• **EXERCISE**: Each line of the material must be returned exactly.
* * * *
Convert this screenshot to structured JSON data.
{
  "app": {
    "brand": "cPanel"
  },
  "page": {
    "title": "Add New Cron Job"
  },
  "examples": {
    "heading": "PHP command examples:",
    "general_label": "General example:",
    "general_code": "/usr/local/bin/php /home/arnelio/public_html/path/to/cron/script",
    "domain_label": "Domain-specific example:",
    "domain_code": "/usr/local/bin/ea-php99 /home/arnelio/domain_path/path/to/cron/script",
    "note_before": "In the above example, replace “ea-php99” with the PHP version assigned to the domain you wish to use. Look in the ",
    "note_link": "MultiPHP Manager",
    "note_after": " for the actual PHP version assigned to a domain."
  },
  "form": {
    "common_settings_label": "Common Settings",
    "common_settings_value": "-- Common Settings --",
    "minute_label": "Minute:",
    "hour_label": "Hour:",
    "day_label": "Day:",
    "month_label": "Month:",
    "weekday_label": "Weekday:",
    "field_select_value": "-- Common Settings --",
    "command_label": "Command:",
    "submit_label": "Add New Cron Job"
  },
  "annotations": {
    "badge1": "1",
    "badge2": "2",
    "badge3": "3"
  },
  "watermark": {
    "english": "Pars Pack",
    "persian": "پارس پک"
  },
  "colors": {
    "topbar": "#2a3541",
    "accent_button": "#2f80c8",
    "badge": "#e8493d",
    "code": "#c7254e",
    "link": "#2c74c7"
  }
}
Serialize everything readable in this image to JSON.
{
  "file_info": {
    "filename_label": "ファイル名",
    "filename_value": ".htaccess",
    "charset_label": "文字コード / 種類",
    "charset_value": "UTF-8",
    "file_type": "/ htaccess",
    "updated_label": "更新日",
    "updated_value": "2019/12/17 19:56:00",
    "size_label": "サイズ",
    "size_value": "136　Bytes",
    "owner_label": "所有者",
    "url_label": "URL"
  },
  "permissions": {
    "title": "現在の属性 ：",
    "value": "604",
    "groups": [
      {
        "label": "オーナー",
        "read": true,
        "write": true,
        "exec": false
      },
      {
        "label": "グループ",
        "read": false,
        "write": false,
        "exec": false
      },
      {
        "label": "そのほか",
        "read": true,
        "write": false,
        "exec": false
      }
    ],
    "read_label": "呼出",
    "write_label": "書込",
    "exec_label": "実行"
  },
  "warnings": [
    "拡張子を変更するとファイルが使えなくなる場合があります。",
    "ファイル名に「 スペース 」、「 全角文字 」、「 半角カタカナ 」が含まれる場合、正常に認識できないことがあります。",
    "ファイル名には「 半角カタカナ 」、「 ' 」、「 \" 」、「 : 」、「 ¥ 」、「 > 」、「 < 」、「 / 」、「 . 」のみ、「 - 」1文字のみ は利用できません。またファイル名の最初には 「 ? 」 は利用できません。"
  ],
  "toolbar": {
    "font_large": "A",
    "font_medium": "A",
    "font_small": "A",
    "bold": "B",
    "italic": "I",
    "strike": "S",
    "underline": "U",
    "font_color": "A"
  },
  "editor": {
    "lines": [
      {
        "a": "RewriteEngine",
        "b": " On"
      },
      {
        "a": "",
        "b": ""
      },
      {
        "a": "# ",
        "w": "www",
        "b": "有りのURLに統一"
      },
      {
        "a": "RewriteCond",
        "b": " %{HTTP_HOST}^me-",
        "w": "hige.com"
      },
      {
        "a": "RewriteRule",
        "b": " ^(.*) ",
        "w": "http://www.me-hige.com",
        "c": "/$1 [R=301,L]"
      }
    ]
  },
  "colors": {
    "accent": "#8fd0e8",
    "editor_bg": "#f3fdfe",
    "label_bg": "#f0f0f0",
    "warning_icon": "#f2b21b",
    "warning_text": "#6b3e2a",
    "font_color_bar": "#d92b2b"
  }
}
* * * *
• **EXERCISE OUTPUT**:
Convert this screenshot to structured JSON data.
{
  "app": {
    "brand": "cPanel"
  },
  "page": {
    "title": "Add New Cron Job"
  },
  "examples": {
    "heading": "PHP command examples:",
    "general_label": "General example:",
    "general_code": "/usr/local/bin/php /home/arnelio/public_html/path/to/cron/script",
    "domain_label": "Domain-specific example:",
    "domain_code": "/usr/local/bin/ea-php99 /home/arnelio/domain_path/path/to/cron/script",
    "note_before": "In the above example, replace “ea-php99” with the PHP version assigned to the domain you wish to use. Look in the ",
    "note_link": "MultiPHP Manager",
    "note_after": " for the actual PHP version assigned to a domain."
  },
  "form": {
    "common_settings_label": "Common Settings",
    "common_settings_value": "-- Common Settings --",
    "minute_label": "Minute:",
    "hour_label": "Hour:",
    "day_label": "Day:",
    "month_label": "Month:",
    "weekday_label": "Weekday:",
    "field_select_value": "-- Common Settings --",
    "command_label": "Command:",
    "submit_label": "Add New Cron Job"
  },
  "annotations": {
    "badge1": "1",
    "badge2": "2",
    "badge3": "3"
  },
  "watermark": {
    "english": "Pars Pack",
    "persian": "پارس پک"
  },
  "colors": {
    "topbar": "#2a3541",
    "accent_button": "#2f80c8",
    "badge": "#e8493d",
    "code": "#c7254e",
    "link": "#2c74c7"
  }
}
Serialize everything readable in this image to JSON.
{
  "file_info": {
    "filename_label": "ファイル名",
    "filename_value": ".htaccess",
    "charset_label": "文字コード / 種類",
    "charset_value": "UTF-8",
    "file_type": "/ htaccess",
    "updated_label": "更新日",
    "updated_value": "2019/12/17 19:56:00",
    "size_label": "サイズ",
    "size_value": "136　Bytes",
    "owner_label": "所有者",
    "url_label": "URL"
  },
  "permissions": {
    "title": "現在の属性 ：",
    "value": "604",
    "groups": [
      {
        "label": "オーナー",
        "read": true,
        "write": true,
        "exec": false
      },
      {
        "label": "グループ",
        "read": false,
        "write": false,
        "exec": false
      },
      {
        "label": "そのほか",
        "read": true,
        "write": false,
        "exec": false
      }
    ],
    "read_label": "呼出",
    "write_label": "書込",
    "exec_label": "実行"
  },
  "warnings": [
    "拡張子を変更するとファイルが使えなくなる場合があります。",
    "ファイル名に「 スペース 」、「 全角文字 」、「 半角カタカナ 」が含まれる場合、正常に認識できないことがあります。",
    "ファイル名には「 半角カタカナ 」、「 ' 」、「 \" 」、「 : 」、「 ¥ 」、「 > 」、「 < 」、「 / 」、「 . 」のみ、「 - 」1文字のみ は利用できません。またファイル名の最初には 「 ? 」 は利用できません。"
  ],
  "toolbar": {
    "font_large": "A",
    "font_medium": "A",
    "font_small": "A",
    "bold": "B",
    "italic": "I",
    "strike": "S",
    "underline": "U",
    "font_color": "A"
  },
  "editor": {
    "lines": [
      {
        "a": "RewriteEngine",
        "b": " On"
      },
      {
        "a": "",
        "b": ""
      },
      {
        "a": "# ",
        "w": "www",
        "b": "有りのURLに統一"
      },
      {
        "a": "RewriteCond",
        "b": " %{HTTP_HOST}^me-",
        "w": "hige.com"
      },
      {
        "a": "RewriteRule",
        "b": " ^(.*) ",
        "w": "http://www.me-hige.com",
        "c": "/$1 [R=301,L]"
      }
    ]
  },
  "colors": {
    "accent": "#8fd0e8",
    "editor_bg": "#f3fdfe",
    "label_bg": "#f0f0f0",
    "warning_icon": "#f2b21b",
    "warning_text": "#6b3e2a",
    "font_color_bar": "#d92b2b"
  }
}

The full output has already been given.